**Requirements:**
Please write the listing below out again exactly, leaving every picture behind.

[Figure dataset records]
┌──

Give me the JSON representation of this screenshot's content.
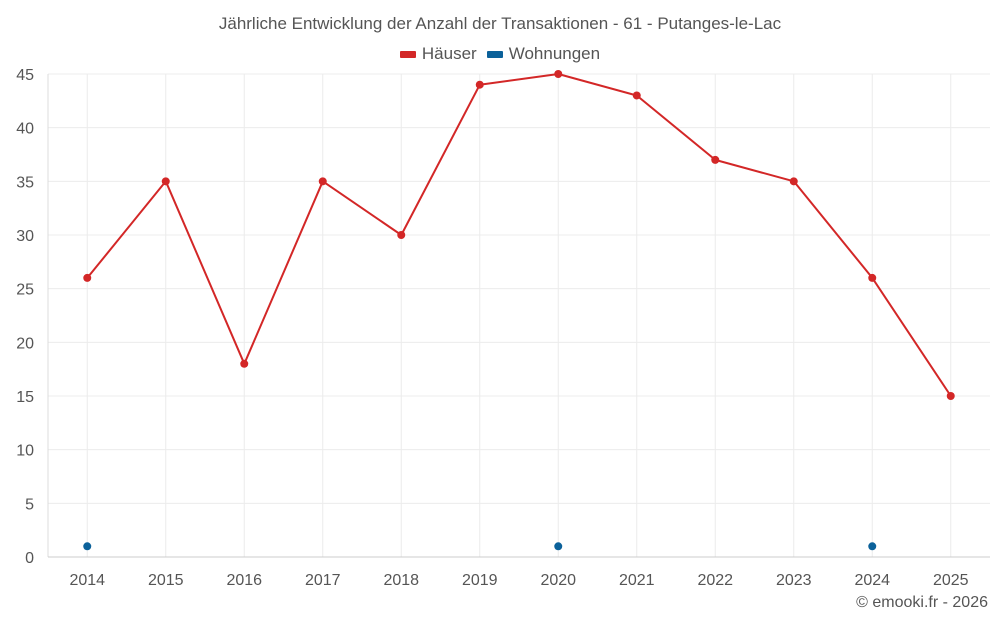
{
  "chart_data": {
    "type": "line",
    "title": "Jährliche Entwicklung der Anzahl der Transaktionen - 61 - Putanges-le-Lac",
    "x": [
      "2014",
      "2015",
      "2016",
      "2017",
      "2018",
      "2019",
      "2020",
      "2021",
      "2022",
      "2023",
      "2024",
      "2025"
    ],
    "yticks": [
      0,
      5,
      10,
      15,
      20,
      25,
      30,
      35,
      40,
      45
    ],
    "ylim": [
      0,
      45
    ],
    "grid": true,
    "legend_position": "top-center",
    "series": [
      {
        "name": "Häuser",
        "color": "#d32727",
        "style": "line-with-markers",
        "values": [
          26,
          35,
          18,
          35,
          30,
          44,
          45,
          43,
          37,
          35,
          26,
          15
        ]
      },
      {
        "name": "Wohnungen",
        "color": "#0b619a",
        "style": "markers-only",
        "values": [
          1,
          null,
          null,
          null,
          null,
          null,
          1,
          null,
          null,
          null,
          1,
          null
        ]
      }
    ]
  },
  "footer": {
    "copyright": "© emooki.fr - 2026"
  }
}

└──

**Reply to the exercise:**
Give me the JSON representation of this screenshot's content.
{
  "chart_data": {
    "type": "line",
    "title": "Jährliche Entwicklung der Anzahl der Transaktionen - 61 - Putanges-le-Lac",
    "x": [
      "2014",
      "2015",
      "2016",
      "2017",
      "2018",
      "2019",
      "2020",
      "2021",
      "2022",
      "2023",
      "2024",
      "2025"
    ],
    "yticks": [
      0,
      5,
      10,
      15,
      20,
      25,
      30,
      35,
      40,
      45
    ],
    "ylim": [
      0,
      45
    ],
    "grid": true,
    "legend_position": "top-center",
    "series": [
      {
        "name": "Häuser",
        "color": "#d32727",
        "style": "line-with-markers",
        "values": [
          26,
          35,
          18,
          35,
          30,
          44,
          45,
          43,
          37,
          35,
          26,
          15
        ]
      },
      {
        "name": "Wohnungen",
        "color": "#0b619a",
        "style": "markers-only",
        "values": [
          1,
          null,
          null,
          null,
          null,
          null,
          1,
          null,
          null,
          null,
          1,
          null
        ]
      }
    ]
  },
  "footer": {
    "copyright": "© emooki.fr - 2026"
  }
}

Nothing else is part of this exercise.